THE REQUEST> Copy the listing below in full and skip every picture.

══════

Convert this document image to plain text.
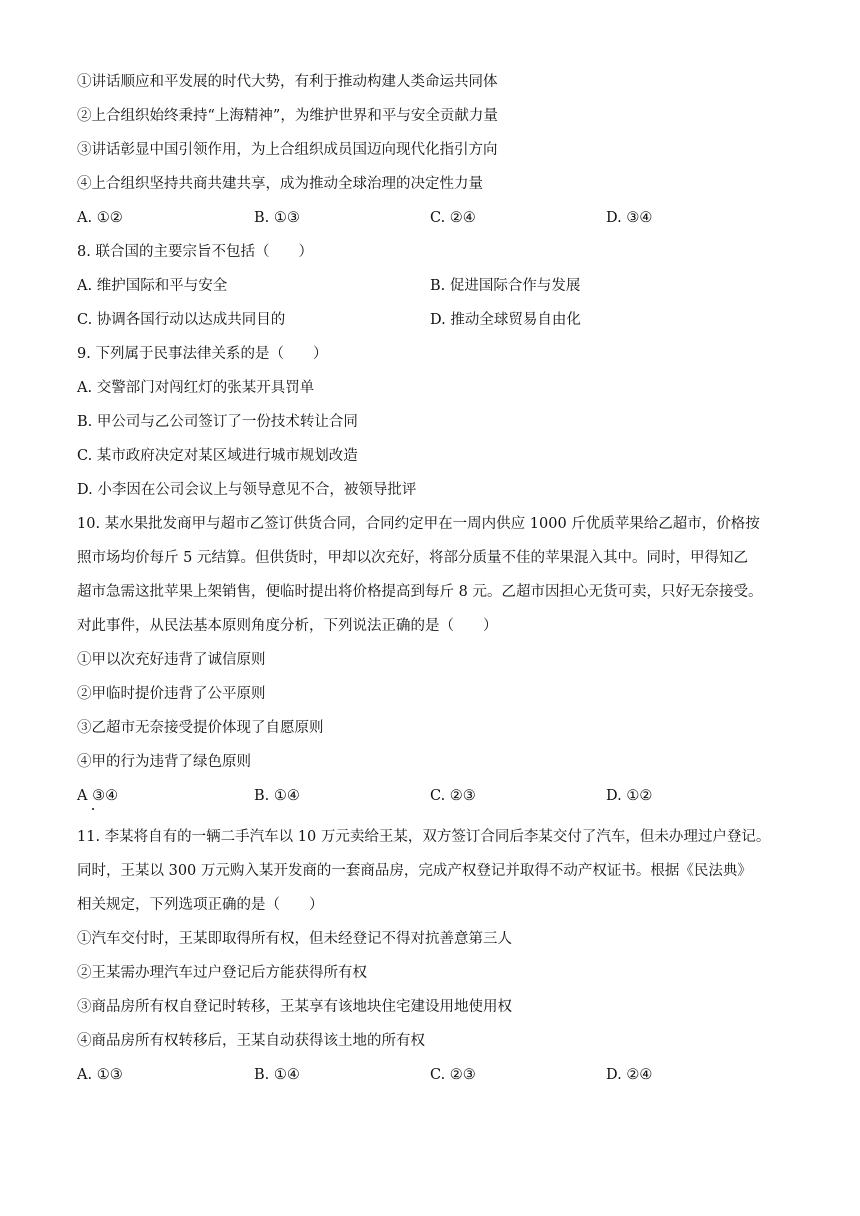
①讲话顺应和平发展的时代大势，有利于推动构建人类命运共同体
②上合组织始终秉持“上海精神”，为维护世界和平与安全贡献力量
③讲话彰显中国引领作用，为上合组织成员国迈向现代化指引方向
④上合组织坚持共商共建共享，成为推动全球治理的决定性力量
A. ①②	B. ①③	C. ②④	D. ③④
8. 联合国的主要宗旨不包括（　　）
A. 维护国际和平与安全	B. 促进国际合作与发展
C. 协调各国行动以达成共同目的	D. 推动全球贸易自由化
9. 下列属于民事法律关系的是（　　）
A. 交警部门对闯红灯的张某开具罚单
B. 甲公司与乙公司签订了一份技术转让合同
C. 某市政府决定对某区域进行城市规划改造
D. 小李因在公司会议上与领导意见不合，被领导批评
10. 某水果批发商甲与超市乙签订供货合同，合同约定甲在一周内供应 1000 斤优质苹果给乙超市，价格按
照市场均价每斤 5 元结算。但供货时，甲却以次充好，将部分质量不佳的苹果混入其中。同时，甲得知乙
超市急需这批苹果上架销售，便临时提出将价格提高到每斤 8 元。乙超市因担心无货可卖，只好无奈接受。
对此事件，从民法基本原则角度分析，下列说法正确的是（　　）
①甲以次充好违背了诚信原则
②甲临时提价违背了公平原则
③乙超市无奈接受提价体现了自愿原则
④甲的行为违背了绿色原则
A ③④	B. ①④	C. ②③	D. ①②
11. 李某将自有的一辆二手汽车以 10 万元卖给王某，双方签订合同后李某交付了汽车，但未办理过户登记。
同时，王某以 300 万元购入某开发商的一套商品房，完成产权登记并取得不动产权证书。根据《民法典》
相关规定，下列选项正确的是（　　）
①汽车交付时，王某即取得所有权，但未经登记不得对抗善意第三人
②王某需办理汽车过户登记后方能获得所有权
③商品房所有权自登记时转移，王某享有该地块住宅建设用地使用权
④商品房所有权转移后，王某自动获得该土地的所有权
A. ①③	B. ①④	C. ②③	D. ②④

══════

TASK OUTPUT>
Convert this document image to plain text.
①讲话顺应和平发展的时代大势，有利于推动构建人类命运共同体
②上合组织始终秉持“上海精神”，为维护世界和平与安全贡献力量
③讲话彰显中国引领作用，为上合组织成员国迈向现代化指引方向
④上合组织坚持共商共建共享，成为推动全球治理的决定性力量
A. ①②	B. ①③	C. ②④	D. ③④
8. 联合国的主要宗旨不包括（　　）
A. 维护国际和平与安全	B. 促进国际合作与发展
C. 协调各国行动以达成共同目的	D. 推动全球贸易自由化
9. 下列属于民事法律关系的是（　　）
A. 交警部门对闯红灯的张某开具罚单
B. 甲公司与乙公司签订了一份技术转让合同
C. 某市政府决定对某区域进行城市规划改造
D. 小李因在公司会议上与领导意见不合，被领导批评
10. 某水果批发商甲与超市乙签订供货合同，合同约定甲在一周内供应 1000 斤优质苹果给乙超市，价格按
照市场均价每斤 5 元结算。但供货时，甲却以次充好，将部分质量不佳的苹果混入其中。同时，甲得知乙
超市急需这批苹果上架销售，便临时提出将价格提高到每斤 8 元。乙超市因担心无货可卖，只好无奈接受。
对此事件，从民法基本原则角度分析，下列说法正确的是（　　）
①甲以次充好违背了诚信原则
②甲临时提价违背了公平原则
③乙超市无奈接受提价体现了自愿原则
④甲的行为违背了绿色原则
A ③④	B. ①④	C. ②③	D. ①②
11. 李某将自有的一辆二手汽车以 10 万元卖给王某，双方签订合同后李某交付了汽车，但未办理过户登记。
同时，王某以 300 万元购入某开发商的一套商品房，完成产权登记并取得不动产权证书。根据《民法典》
相关规定，下列选项正确的是（　　）
①汽车交付时，王某即取得所有权，但未经登记不得对抗善意第三人
②王某需办理汽车过户登记后方能获得所有权
③商品房所有权自登记时转移，王某享有该地块住宅建设用地使用权
④商品房所有权转移后，王某自动获得该土地的所有权
A. ①③	B. ①④	C. ②③	D. ②④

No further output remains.